Stored records
----------
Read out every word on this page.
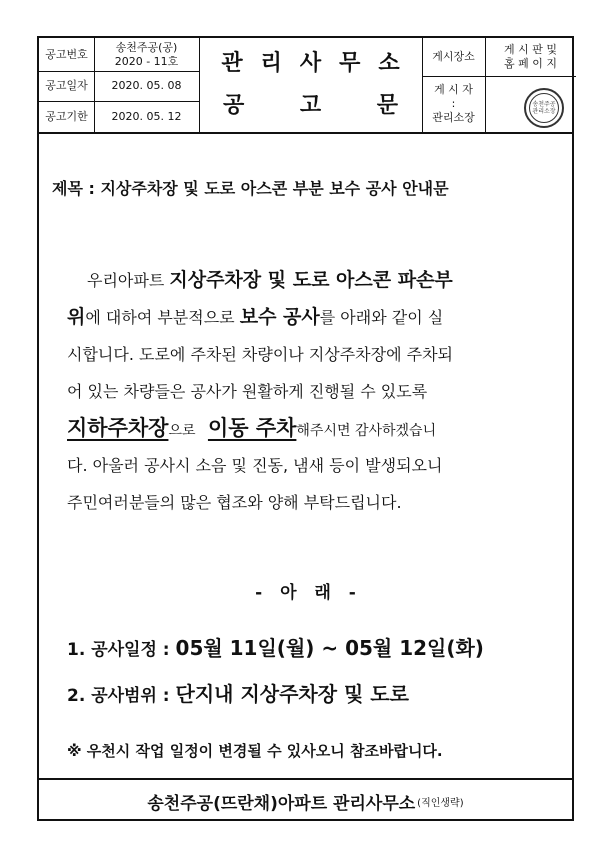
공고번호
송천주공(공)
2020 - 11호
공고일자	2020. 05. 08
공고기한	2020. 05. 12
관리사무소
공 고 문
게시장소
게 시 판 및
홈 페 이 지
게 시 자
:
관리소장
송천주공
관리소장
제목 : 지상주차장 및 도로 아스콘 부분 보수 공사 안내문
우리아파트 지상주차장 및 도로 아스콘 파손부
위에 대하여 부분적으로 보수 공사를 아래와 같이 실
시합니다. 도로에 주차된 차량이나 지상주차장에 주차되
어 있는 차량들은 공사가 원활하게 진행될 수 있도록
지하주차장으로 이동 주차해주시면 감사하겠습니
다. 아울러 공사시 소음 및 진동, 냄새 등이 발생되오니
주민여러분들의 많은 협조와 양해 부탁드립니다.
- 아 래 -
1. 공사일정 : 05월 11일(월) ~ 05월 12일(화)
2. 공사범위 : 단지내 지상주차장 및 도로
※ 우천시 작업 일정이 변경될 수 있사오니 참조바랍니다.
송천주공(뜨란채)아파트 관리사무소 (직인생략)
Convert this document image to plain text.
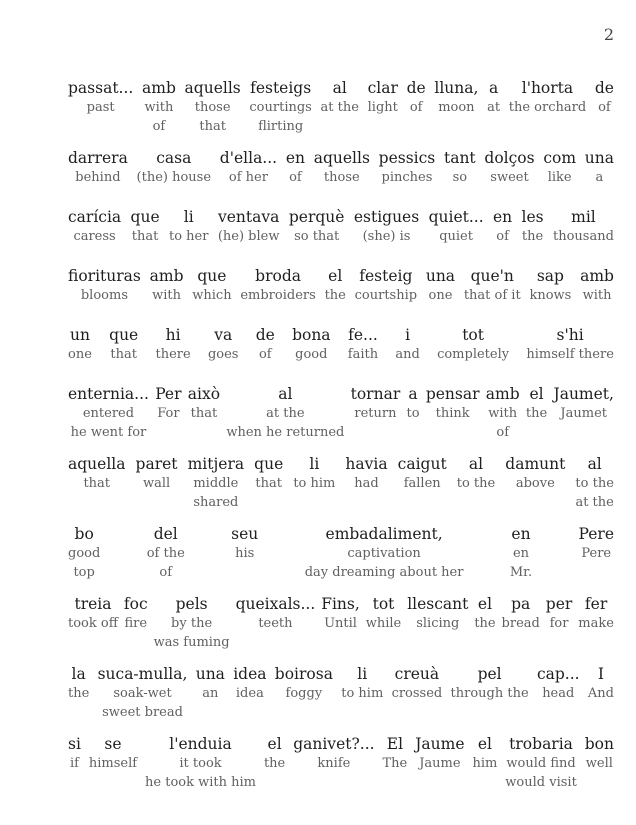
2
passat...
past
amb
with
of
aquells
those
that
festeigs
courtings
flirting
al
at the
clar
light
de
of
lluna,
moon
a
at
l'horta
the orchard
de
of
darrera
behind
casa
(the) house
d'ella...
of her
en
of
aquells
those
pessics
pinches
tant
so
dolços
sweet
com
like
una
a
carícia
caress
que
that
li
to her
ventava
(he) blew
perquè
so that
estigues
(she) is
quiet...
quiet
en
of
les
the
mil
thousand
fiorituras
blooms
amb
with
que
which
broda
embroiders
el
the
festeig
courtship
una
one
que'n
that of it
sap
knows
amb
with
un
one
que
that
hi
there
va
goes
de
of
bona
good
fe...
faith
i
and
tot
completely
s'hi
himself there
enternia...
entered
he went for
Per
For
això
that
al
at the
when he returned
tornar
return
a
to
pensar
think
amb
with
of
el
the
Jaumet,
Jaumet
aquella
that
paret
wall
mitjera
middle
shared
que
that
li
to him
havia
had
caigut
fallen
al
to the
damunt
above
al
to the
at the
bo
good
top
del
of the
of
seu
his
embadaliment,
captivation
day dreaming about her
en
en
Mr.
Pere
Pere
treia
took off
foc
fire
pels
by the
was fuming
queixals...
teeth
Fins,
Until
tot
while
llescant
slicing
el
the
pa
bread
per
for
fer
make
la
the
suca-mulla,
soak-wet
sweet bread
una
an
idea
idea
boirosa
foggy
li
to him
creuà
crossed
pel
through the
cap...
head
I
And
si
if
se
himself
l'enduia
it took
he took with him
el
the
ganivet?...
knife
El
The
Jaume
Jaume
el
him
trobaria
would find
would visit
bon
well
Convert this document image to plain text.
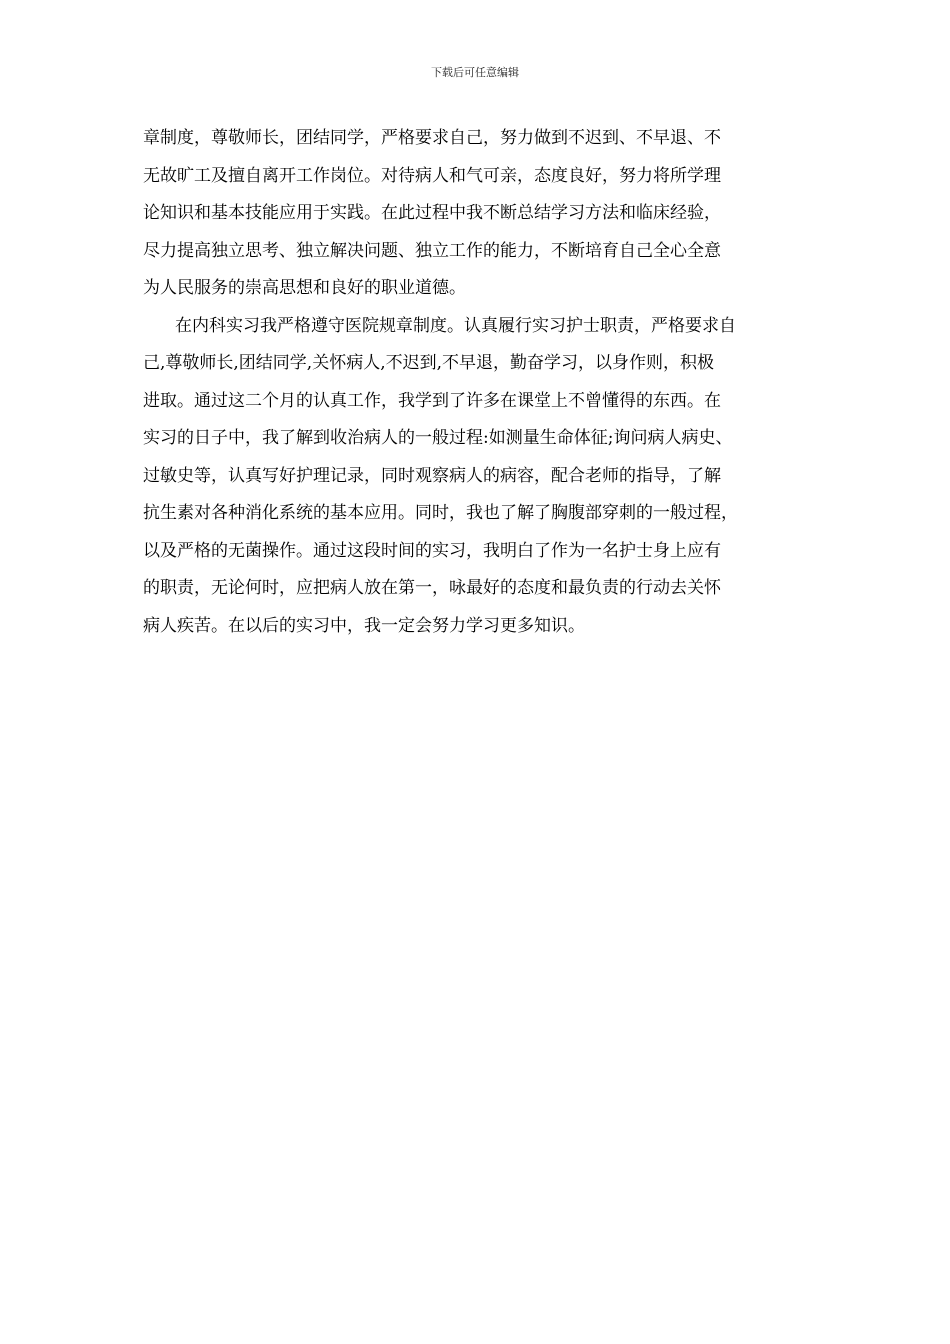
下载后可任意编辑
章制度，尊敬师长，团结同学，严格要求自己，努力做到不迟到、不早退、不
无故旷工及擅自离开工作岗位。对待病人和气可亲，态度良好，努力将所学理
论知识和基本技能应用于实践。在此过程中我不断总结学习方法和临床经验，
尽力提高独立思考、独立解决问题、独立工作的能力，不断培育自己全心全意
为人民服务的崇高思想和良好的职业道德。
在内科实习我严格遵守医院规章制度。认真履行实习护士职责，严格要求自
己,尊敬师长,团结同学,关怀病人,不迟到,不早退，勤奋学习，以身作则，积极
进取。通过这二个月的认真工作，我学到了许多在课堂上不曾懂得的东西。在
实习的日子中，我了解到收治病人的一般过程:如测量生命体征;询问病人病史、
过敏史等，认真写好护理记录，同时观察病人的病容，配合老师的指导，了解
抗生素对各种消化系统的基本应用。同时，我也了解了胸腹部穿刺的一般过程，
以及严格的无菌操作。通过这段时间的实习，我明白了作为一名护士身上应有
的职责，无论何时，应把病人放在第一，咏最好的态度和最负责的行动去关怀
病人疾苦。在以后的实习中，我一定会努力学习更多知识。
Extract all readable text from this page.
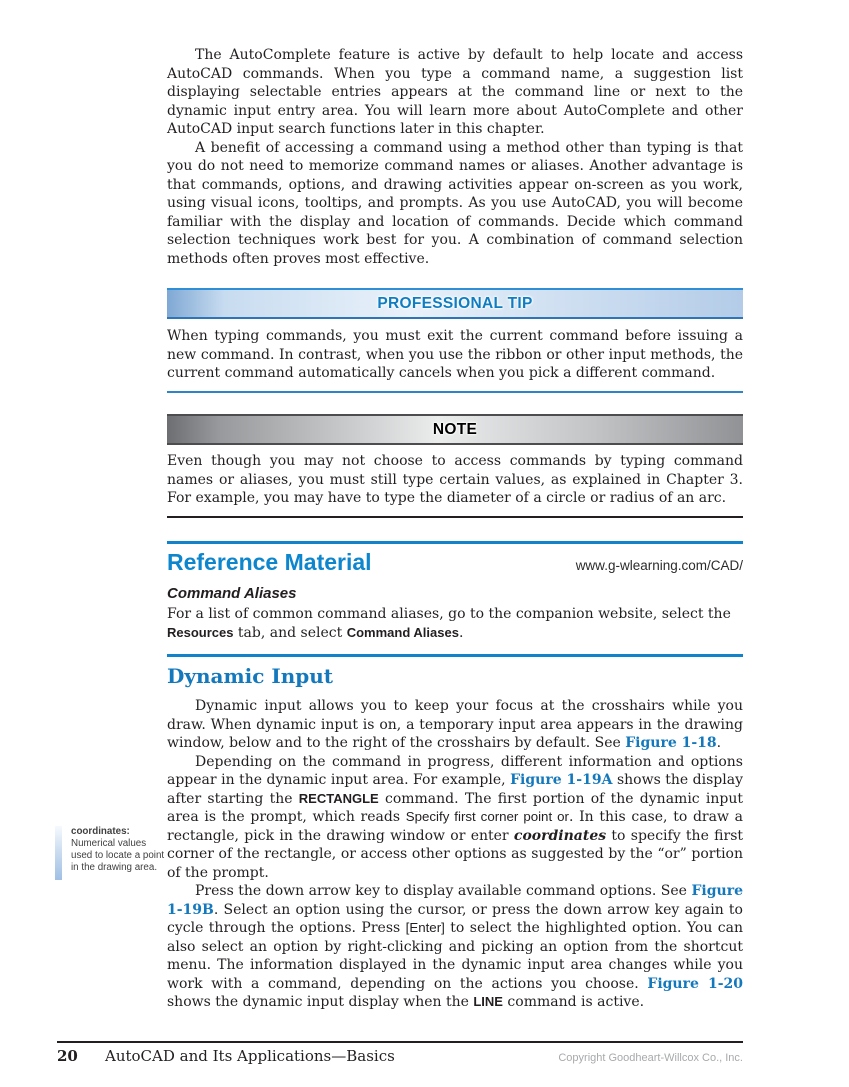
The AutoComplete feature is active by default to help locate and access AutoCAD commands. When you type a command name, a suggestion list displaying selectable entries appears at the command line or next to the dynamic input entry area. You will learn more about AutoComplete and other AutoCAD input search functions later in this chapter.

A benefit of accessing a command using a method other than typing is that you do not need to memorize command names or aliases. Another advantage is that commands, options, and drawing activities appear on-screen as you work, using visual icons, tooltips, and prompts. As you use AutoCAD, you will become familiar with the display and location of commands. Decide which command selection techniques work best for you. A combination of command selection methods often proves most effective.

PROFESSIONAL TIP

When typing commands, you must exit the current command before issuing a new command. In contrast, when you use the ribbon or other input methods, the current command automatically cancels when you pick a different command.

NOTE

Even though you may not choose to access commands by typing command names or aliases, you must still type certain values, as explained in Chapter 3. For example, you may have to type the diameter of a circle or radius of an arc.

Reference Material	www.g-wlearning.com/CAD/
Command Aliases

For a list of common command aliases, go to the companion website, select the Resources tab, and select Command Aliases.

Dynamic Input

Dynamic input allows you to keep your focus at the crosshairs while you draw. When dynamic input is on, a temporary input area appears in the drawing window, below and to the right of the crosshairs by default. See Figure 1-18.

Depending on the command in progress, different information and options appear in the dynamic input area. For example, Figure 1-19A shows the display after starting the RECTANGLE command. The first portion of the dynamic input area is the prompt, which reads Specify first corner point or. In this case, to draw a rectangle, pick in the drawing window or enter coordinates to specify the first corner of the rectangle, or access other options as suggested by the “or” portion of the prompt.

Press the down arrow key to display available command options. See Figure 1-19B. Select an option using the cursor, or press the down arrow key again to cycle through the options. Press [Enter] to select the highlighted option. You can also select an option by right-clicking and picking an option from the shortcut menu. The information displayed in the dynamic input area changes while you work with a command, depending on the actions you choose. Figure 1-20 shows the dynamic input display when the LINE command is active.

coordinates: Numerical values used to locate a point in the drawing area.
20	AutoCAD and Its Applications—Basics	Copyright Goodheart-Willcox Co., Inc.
----------
- What needs to be done -
Keep only those lines of the records that hold "through", and return them.

- Expected answer -
through the
Press the down arrow key to display available command options. See Figure 1-19B. Select an option using the cursor, or press the down arrow key again to cycle through the options. Press [Enter] to select the highlighted option. You can also select an option by right-clicking and picking an option from the shortcut menu. The information displayed in the dynamic input area changes while you work with a command, depending on the actions you choose. Figure 1-20 shows the dynamic input display when the LINE command is active.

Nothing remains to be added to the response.